> _Problem to work on_
What is the number of lines in the data holding the word "desired"? Give that number by itself.

[Data items]

══════════

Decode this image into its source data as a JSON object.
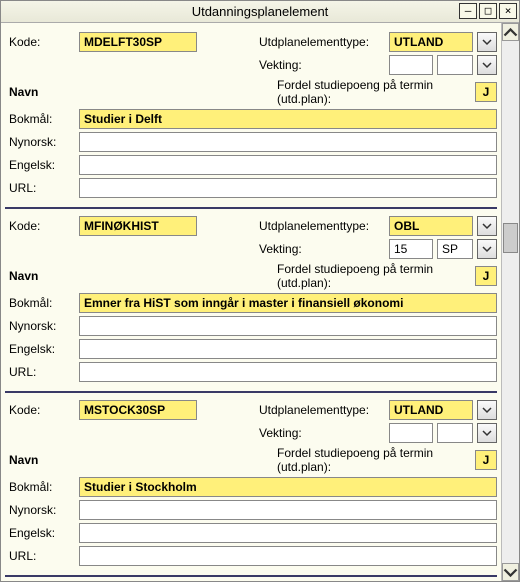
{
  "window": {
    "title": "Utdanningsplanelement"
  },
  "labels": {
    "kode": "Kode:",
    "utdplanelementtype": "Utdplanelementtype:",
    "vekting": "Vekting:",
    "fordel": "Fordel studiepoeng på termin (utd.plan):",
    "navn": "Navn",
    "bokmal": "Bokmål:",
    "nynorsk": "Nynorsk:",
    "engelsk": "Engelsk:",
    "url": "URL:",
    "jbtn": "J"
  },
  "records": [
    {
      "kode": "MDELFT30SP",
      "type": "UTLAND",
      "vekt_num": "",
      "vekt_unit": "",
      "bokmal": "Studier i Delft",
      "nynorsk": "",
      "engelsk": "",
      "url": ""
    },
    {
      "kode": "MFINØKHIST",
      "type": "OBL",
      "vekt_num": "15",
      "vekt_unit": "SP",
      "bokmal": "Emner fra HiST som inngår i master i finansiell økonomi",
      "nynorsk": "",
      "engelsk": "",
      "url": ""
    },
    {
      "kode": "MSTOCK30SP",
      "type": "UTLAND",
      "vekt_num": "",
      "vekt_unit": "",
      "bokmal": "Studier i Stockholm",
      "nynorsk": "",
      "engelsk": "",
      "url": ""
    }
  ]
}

══════════

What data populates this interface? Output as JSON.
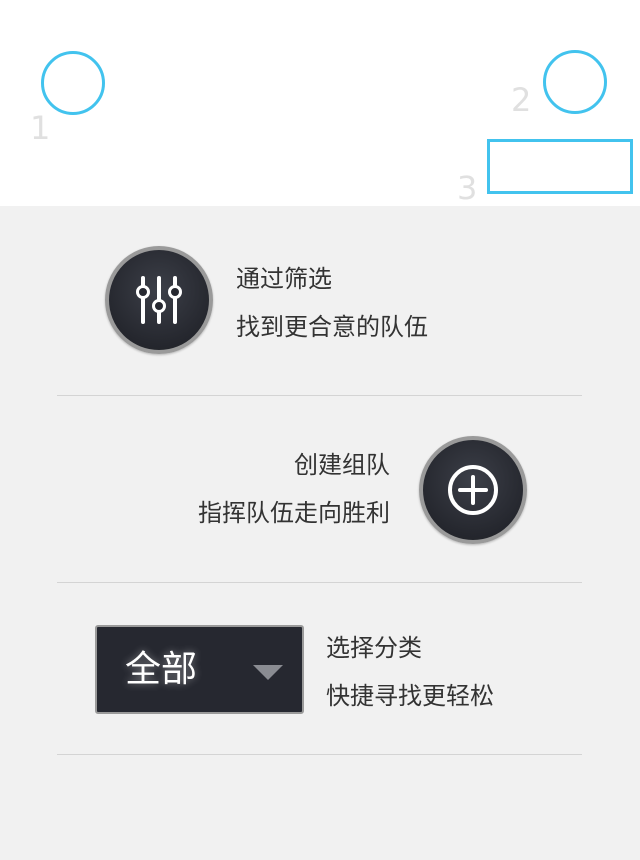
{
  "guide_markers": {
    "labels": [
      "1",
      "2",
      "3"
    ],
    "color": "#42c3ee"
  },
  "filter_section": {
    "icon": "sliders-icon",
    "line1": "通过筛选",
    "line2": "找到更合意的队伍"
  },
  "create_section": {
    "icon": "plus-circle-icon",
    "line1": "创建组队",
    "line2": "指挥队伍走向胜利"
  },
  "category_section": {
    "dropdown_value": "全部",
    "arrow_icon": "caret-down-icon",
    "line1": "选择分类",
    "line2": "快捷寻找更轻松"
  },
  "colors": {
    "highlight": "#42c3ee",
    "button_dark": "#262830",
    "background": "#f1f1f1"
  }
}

══════════

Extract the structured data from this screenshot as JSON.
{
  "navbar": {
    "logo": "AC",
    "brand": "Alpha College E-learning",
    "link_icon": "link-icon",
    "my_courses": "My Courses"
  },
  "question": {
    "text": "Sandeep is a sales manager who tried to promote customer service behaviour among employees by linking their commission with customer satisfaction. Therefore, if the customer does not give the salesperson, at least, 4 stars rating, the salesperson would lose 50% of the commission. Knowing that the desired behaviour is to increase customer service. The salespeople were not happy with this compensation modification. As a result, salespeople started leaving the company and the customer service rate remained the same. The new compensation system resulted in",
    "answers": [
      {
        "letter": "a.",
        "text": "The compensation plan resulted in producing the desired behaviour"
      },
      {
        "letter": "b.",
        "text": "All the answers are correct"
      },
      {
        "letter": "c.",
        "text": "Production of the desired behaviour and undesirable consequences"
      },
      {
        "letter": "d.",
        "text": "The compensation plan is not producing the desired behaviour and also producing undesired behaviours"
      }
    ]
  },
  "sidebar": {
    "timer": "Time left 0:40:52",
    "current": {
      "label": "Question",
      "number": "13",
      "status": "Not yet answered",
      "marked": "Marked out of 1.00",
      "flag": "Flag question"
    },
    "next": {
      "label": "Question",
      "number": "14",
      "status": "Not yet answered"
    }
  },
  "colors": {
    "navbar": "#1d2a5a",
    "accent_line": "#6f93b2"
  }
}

══════════

> _Result of this task_
4